**Given records**
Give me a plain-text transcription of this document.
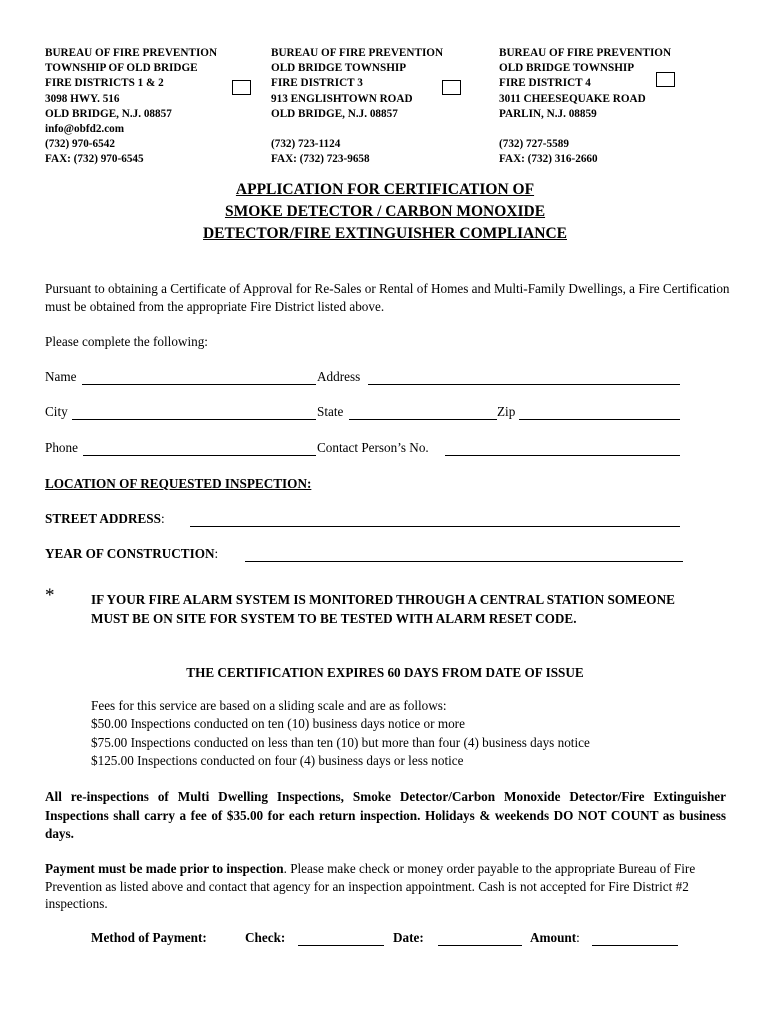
BUREAU OF FIRE PREVENTION
TOWNSHIP OF OLD BRIDGE
FIRE DISTRICTS 1 & 2
3098 HWY. 516
OLD BRIDGE, N.J. 08857
info@obfd2.com
(732) 970-6542
FAX: (732) 970-6545
BUREAU OF FIRE PREVENTION
OLD BRIDGE TOWNSHIP
FIRE DISTRICT 3
913 ENGLISHTOWN ROAD
OLD BRIDGE, N.J. 08857
(732) 723-1124
FAX: (732) 723-9658
BUREAU OF FIRE PREVENTION
OLD BRIDGE TOWNSHIP
FIRE DISTRICT 4
3011 CHEESEQUAKE ROAD
PARLIN, N.J. 08859
(732) 727-5589
FAX: (732) 316-2660
APPLICATION FOR CERTIFICATION OF
SMOKE DETECTOR / CARBON MONOXIDE
DETECTOR/FIRE EXTINGUISHER COMPLIANCE
Pursuant to obtaining a Certificate of Approval for Re-Sales or Rental of Homes and Multi-Family Dwellings, a Fire Certification must be obtained from the appropriate Fire District listed above.
Please complete the following:
Name	Address
City	State	Zip
Phone	Contact Person’s No.
LOCATION OF REQUESTED INSPECTION:
STREET ADDRESS:
YEAR OF CONSTRUCTION:
*	IF YOUR FIRE ALARM SYSTEM IS MONITORED THROUGH A CENTRAL STATION SOMEONE MUST BE ON SITE FOR SYSTEM TO BE TESTED WITH ALARM RESET CODE.
THE CERTIFICATION EXPIRES 60 DAYS FROM DATE OF ISSUE
Fees for this service are based on a sliding scale and are as follows:
$50.00 Inspections conducted on ten (10) business days notice or more
$75.00 Inspections conducted on less than ten (10) but more than four (4) business days notice
$125.00 Inspections conducted on four (4) business days or less notice
All re-inspections of Multi Dwelling Inspections, Smoke Detector/Carbon Monoxide Detector/Fire Extinguisher Inspections shall carry a fee of $35.00 for each return inspection. Holidays & weekends DO NOT COUNT as business days.
Payment must be made prior to inspection. Please make check or money order payable to the appropriate Bureau of Fire Prevention as listed above and contact that agency for an inspection appointment. Cash is not accepted for Fire District #2 inspections.
Method of Payment:	Check:	Date:	Amount:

**Task goal**
Read through the entries and copy each line in which "business" appears.

**Result of this exercise**
$50.00 Inspections conducted on ten (10) business days notice or more
$75.00 Inspections conducted on less than ten (10) but more than four (4) business days notice
$125.00 Inspections conducted on four (4) business days or less notice
All re-inspections of Multi Dwelling Inspections, Smoke Detector/Carbon Monoxide Detector/Fire Extinguisher Inspections shall carry a fee of $35.00 for each return inspection. Holidays & weekends DO NOT COUNT as business days.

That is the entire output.